## Required task
Each record is to be transcribed exactly.

## Input material
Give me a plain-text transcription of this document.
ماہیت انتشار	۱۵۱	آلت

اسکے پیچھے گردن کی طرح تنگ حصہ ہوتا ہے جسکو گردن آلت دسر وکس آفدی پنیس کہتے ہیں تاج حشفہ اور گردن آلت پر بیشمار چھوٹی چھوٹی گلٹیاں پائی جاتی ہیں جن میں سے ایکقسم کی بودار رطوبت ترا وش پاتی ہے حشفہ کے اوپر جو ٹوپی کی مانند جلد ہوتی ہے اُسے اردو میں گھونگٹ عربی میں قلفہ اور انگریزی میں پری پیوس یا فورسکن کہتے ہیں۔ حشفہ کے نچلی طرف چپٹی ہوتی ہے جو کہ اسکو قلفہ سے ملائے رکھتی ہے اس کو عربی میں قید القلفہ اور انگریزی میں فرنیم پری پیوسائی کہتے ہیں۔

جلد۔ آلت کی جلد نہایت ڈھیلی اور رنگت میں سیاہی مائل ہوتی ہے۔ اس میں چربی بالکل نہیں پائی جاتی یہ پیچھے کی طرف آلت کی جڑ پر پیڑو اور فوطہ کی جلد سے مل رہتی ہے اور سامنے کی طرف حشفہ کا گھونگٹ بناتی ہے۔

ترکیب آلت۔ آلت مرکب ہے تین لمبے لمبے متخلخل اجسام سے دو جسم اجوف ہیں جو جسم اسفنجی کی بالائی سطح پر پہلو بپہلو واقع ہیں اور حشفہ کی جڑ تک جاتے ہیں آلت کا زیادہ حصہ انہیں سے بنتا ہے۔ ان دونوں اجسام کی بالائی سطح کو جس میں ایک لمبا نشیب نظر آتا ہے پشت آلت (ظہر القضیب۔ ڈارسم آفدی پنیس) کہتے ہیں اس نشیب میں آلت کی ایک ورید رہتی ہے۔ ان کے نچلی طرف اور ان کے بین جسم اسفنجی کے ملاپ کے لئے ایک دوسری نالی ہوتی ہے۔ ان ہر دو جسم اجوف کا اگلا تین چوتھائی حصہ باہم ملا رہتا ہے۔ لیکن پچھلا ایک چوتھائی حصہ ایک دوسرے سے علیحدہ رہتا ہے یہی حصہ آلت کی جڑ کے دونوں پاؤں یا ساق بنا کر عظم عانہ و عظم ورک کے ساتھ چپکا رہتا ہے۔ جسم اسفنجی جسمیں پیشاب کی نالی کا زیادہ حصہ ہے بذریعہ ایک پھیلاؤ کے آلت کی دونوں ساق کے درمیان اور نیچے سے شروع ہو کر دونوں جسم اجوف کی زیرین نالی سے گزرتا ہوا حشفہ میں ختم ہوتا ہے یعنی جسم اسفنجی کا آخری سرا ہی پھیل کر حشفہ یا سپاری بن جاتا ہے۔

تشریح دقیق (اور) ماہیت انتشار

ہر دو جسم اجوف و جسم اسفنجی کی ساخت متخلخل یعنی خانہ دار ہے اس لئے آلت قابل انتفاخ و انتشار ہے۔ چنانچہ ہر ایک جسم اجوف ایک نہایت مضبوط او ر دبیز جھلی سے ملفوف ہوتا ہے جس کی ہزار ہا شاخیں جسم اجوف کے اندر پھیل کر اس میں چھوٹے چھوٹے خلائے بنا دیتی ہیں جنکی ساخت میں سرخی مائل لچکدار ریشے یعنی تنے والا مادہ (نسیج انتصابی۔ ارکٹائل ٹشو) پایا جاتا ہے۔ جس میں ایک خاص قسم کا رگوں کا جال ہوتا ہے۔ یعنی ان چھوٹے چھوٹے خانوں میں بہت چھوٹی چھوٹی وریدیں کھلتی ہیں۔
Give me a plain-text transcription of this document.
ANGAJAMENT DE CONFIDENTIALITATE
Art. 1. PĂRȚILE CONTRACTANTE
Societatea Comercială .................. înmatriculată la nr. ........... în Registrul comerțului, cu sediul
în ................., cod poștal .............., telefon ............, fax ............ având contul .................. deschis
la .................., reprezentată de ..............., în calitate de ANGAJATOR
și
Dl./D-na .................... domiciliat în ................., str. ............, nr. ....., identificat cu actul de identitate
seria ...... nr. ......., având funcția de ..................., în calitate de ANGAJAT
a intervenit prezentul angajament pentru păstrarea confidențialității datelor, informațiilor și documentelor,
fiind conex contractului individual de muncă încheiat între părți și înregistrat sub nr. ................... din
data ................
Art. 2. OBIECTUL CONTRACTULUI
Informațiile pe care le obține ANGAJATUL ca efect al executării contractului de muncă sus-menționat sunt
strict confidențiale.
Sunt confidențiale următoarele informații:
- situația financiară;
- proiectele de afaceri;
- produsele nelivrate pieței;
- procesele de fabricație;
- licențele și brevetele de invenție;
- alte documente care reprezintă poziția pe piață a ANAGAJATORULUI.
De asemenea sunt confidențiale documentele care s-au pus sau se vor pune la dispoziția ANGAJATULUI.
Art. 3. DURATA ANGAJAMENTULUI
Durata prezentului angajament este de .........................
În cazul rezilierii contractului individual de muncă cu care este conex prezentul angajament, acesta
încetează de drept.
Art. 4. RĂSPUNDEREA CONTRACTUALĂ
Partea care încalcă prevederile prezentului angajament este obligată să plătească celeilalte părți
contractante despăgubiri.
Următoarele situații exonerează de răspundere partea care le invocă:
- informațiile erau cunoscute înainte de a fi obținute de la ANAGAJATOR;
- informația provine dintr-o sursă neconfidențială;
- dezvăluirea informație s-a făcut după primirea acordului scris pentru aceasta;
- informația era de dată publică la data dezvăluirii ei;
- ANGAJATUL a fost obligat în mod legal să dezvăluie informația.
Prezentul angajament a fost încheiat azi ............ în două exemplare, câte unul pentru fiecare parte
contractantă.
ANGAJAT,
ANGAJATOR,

## Answer to the exercise
Give me a plain-text transcription of this document.
ماہیت انتشار	۱۵۱	آلت

اسکے پیچھے گردن کی طرح تنگ حصہ ہوتا ہے جسکو گردن آلت دسر وکس آفدی پنیس کہتے ہیں تاج حشفہ اور گردن آلت پر بیشمار چھوٹی چھوٹی گلٹیاں پائی جاتی ہیں جن میں سے ایکقسم کی بودار رطوبت ترا وش پاتی ہے حشفہ کے اوپر جو ٹوپی کی مانند جلد ہوتی ہے اُسے اردو میں گھونگٹ عربی میں قلفہ اور انگریزی میں پری پیوس یا فورسکن کہتے ہیں۔ حشفہ کے نچلی طرف چپٹی ہوتی ہے جو کہ اسکو قلفہ سے ملائے رکھتی ہے اس کو عربی میں قید القلفہ اور انگریزی میں فرنیم پری پیوسائی کہتے ہیں۔

جلد۔ آلت کی جلد نہایت ڈھیلی اور رنگت میں سیاہی مائل ہوتی ہے۔ اس میں چربی بالکل نہیں پائی جاتی یہ پیچھے کی طرف آلت کی جڑ پر پیڑو اور فوطہ کی جلد سے مل رہتی ہے اور سامنے کی طرف حشفہ کا گھونگٹ بناتی ہے۔

ترکیب آلت۔ آلت مرکب ہے تین لمبے لمبے متخلخل اجسام سے دو جسم اجوف ہیں جو جسم اسفنجی کی بالائی سطح پر پہلو بپہلو واقع ہیں اور حشفہ کی جڑ تک جاتے ہیں آلت کا زیادہ حصہ انہیں سے بنتا ہے۔ ان دونوں اجسام کی بالائی سطح کو جس میں ایک لمبا نشیب نظر آتا ہے پشت آلت (ظہر القضیب۔ ڈارسم آفدی پنیس) کہتے ہیں اس نشیب میں آلت کی ایک ورید رہتی ہے۔ ان کے نچلی طرف اور ان کے بین جسم اسفنجی کے ملاپ کے لئے ایک دوسری نالی ہوتی ہے۔ ان ہر دو جسم اجوف کا اگلا تین چوتھائی حصہ باہم ملا رہتا ہے۔ لیکن پچھلا ایک چوتھائی حصہ ایک دوسرے سے علیحدہ رہتا ہے یہی حصہ آلت کی جڑ کے دونوں پاؤں یا ساق بنا کر عظم عانہ و عظم ورک کے ساتھ چپکا رہتا ہے۔ جسم اسفنجی جسمیں پیشاب کی نالی کا زیادہ حصہ ہے بذریعہ ایک پھیلاؤ کے آلت کی دونوں ساق کے درمیان اور نیچے سے شروع ہو کر دونوں جسم اجوف کی زیرین نالی سے گزرتا ہوا حشفہ میں ختم ہوتا ہے یعنی جسم اسفنجی کا آخری سرا ہی پھیل کر حشفہ یا سپاری بن جاتا ہے۔

تشریح دقیق (اور) ماہیت انتشار

ہر دو جسم اجوف و جسم اسفنجی کی ساخت متخلخل یعنی خانہ دار ہے اس لئے آلت قابل انتفاخ و انتشار ہے۔ چنانچہ ہر ایک جسم اجوف ایک نہایت مضبوط او ر دبیز جھلی سے ملفوف ہوتا ہے جس کی ہزار ہا شاخیں جسم اجوف کے اندر پھیل کر اس میں چھوٹے چھوٹے خلائے بنا دیتی ہیں جنکی ساخت میں سرخی مائل لچکدار ریشے یعنی تنے والا مادہ (نسیج انتصابی۔ ارکٹائل ٹشو) پایا جاتا ہے۔ جس میں ایک خاص قسم کا رگوں کا جال ہوتا ہے۔ یعنی ان چھوٹے چھوٹے خانوں میں بہت چھوٹی چھوٹی وریدیں کھلتی ہیں۔
Give me a plain-text transcription of this document.
ANGAJAMENT DE CONFIDENTIALITATE
Art. 1. PĂRȚILE CONTRACTANTE
Societatea Comercială .................. înmatriculată la nr. ........... în Registrul comerțului, cu sediul
în ................., cod poștal .............., telefon ............, fax ............ având contul .................. deschis
la .................., reprezentată de ..............., în calitate de ANGAJATOR
și
Dl./D-na .................... domiciliat în ................., str. ............, nr. ....., identificat cu actul de identitate
seria ...... nr. ......., având funcția de ..................., în calitate de ANGAJAT
a intervenit prezentul angajament pentru păstrarea confidențialității datelor, informațiilor și documentelor,
fiind conex contractului individual de muncă încheiat între părți și înregistrat sub nr. ................... din
data ................
Art. 2. OBIECTUL CONTRACTULUI
Informațiile pe care le obține ANGAJATUL ca efect al executării contractului de muncă sus-menționat sunt
strict confidențiale.
Sunt confidențiale următoarele informații:
- situația financiară;
- proiectele de afaceri;
- produsele nelivrate pieței;
- procesele de fabricație;
- licențele și brevetele de invenție;
- alte documente care reprezintă poziția pe piață a ANAGAJATORULUI.
De asemenea sunt confidențiale documentele care s-au pus sau se vor pune la dispoziția ANGAJATULUI.
Art. 3. DURATA ANGAJAMENTULUI
Durata prezentului angajament este de .........................
În cazul rezilierii contractului individual de muncă cu care este conex prezentul angajament, acesta
încetează de drept.
Art. 4. RĂSPUNDEREA CONTRACTUALĂ
Partea care încalcă prevederile prezentului angajament este obligată să plătească celeilalte părți
contractante despăgubiri.
Următoarele situații exonerează de răspundere partea care le invocă:
- informațiile erau cunoscute înainte de a fi obținute de la ANAGAJATOR;
- informația provine dintr-o sursă neconfidențială;
- dezvăluirea informație s-a făcut după primirea acordului scris pentru aceasta;
- informația era de dată publică la data dezvăluirii ei;
- ANGAJATUL a fost obligat în mod legal să dezvăluie informația.
Prezentul angajament a fost încheiat azi ............ în două exemplare, câte unul pentru fiecare parte
contractantă.
ANGAJAT,
ANGAJATOR,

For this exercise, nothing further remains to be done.